__WORK INSTRUCTIONS__: Show all lines that include the string "olishga"; copy each one.

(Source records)

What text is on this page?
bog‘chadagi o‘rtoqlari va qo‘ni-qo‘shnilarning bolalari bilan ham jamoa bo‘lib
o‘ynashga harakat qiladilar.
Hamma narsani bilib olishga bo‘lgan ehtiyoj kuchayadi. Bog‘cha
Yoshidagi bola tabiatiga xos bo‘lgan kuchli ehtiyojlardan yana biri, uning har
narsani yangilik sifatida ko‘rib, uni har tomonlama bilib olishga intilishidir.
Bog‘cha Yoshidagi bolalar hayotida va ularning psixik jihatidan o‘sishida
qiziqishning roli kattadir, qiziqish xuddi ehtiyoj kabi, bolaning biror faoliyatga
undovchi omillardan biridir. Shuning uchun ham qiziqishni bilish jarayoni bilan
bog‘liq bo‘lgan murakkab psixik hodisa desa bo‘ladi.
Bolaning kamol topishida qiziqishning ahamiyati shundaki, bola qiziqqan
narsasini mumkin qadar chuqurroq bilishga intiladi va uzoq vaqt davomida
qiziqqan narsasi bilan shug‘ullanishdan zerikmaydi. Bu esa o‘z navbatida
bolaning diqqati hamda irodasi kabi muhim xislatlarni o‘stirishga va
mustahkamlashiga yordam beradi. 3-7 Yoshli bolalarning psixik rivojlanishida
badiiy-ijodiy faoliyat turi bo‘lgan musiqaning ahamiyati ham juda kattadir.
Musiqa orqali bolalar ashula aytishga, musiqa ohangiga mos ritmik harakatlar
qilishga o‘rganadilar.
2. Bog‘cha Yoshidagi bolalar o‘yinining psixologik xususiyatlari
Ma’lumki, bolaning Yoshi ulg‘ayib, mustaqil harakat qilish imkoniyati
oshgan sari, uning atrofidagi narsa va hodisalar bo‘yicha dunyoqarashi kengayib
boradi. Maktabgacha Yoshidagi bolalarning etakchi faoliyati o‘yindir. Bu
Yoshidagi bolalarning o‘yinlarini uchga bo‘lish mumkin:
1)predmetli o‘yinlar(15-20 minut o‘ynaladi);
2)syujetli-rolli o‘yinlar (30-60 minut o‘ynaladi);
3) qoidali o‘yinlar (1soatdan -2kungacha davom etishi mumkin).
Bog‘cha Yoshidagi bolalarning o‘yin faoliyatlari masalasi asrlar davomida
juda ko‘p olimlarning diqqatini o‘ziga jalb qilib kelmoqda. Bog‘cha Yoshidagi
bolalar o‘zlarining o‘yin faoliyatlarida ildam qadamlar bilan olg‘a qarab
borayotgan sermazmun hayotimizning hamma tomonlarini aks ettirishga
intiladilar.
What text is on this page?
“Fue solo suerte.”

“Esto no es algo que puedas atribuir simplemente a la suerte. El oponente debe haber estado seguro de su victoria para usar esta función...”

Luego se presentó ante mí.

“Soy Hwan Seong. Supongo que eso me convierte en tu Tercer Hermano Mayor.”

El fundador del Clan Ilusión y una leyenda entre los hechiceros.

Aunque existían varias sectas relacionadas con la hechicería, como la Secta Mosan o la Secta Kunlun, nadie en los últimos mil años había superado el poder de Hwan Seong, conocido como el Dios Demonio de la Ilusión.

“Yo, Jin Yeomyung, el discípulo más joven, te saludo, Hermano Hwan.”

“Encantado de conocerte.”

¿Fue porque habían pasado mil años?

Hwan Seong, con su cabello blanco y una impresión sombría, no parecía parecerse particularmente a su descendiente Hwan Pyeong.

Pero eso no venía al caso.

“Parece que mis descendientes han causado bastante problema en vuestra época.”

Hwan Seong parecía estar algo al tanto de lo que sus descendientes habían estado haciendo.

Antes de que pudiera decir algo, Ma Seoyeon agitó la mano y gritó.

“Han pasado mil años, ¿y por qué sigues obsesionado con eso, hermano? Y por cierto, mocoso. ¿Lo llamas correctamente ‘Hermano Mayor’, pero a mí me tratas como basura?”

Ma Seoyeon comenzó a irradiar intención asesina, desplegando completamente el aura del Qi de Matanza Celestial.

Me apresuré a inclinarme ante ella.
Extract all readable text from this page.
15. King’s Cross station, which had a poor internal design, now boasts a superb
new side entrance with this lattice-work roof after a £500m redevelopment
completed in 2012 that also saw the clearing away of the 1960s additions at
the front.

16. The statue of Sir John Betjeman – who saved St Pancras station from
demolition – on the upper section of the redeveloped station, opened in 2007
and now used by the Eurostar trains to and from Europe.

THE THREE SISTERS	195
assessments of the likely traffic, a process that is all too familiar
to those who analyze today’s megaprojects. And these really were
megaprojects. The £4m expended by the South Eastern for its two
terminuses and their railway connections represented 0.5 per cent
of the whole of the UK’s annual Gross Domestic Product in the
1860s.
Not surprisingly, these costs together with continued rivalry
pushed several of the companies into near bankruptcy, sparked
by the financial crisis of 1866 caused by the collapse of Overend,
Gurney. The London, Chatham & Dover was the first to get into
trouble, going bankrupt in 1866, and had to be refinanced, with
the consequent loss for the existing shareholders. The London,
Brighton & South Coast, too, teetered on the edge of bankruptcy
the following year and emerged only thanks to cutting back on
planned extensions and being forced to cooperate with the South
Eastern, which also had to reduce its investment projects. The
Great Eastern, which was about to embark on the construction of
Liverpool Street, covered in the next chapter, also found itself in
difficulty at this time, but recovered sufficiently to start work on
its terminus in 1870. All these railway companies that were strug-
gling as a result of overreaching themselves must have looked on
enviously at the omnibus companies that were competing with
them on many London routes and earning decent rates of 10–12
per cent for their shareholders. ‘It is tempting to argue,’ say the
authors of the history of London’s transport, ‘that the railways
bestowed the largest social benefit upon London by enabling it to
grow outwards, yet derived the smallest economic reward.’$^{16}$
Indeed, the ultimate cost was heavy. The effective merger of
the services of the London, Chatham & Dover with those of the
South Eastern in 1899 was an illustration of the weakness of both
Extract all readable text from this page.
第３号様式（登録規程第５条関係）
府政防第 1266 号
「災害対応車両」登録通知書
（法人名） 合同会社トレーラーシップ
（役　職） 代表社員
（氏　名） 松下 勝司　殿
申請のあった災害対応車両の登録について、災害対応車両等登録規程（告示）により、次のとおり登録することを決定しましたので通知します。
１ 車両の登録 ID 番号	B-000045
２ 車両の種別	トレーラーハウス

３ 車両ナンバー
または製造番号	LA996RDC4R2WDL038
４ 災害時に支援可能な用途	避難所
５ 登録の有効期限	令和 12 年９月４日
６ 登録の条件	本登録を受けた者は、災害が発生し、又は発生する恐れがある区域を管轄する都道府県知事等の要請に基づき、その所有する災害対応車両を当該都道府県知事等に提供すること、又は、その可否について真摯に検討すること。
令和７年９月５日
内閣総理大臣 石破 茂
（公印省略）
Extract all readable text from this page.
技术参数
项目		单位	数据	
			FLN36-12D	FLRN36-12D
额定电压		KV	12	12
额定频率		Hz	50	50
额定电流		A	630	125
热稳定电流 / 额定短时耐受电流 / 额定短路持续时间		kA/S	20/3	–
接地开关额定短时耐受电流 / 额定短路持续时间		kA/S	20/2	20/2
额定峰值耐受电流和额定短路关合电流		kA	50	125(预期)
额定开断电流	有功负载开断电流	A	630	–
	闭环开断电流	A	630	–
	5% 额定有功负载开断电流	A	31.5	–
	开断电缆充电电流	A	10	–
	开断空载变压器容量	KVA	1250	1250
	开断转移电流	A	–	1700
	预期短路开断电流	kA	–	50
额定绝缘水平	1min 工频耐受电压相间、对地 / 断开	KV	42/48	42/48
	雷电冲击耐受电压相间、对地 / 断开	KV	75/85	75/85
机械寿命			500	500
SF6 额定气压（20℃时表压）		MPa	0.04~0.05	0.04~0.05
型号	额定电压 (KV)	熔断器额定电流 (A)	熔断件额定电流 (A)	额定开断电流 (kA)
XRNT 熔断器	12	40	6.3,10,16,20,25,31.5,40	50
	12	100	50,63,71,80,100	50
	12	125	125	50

__OUTPUT FOR THIS TASK__:
Hamma narsani bilib olishga bo‘lgan ehtiyoj kuchayadi. Bog‘cha
narsani yangilik sifatida ko‘rib, uni har tomonlama bilib olishga intilishidir.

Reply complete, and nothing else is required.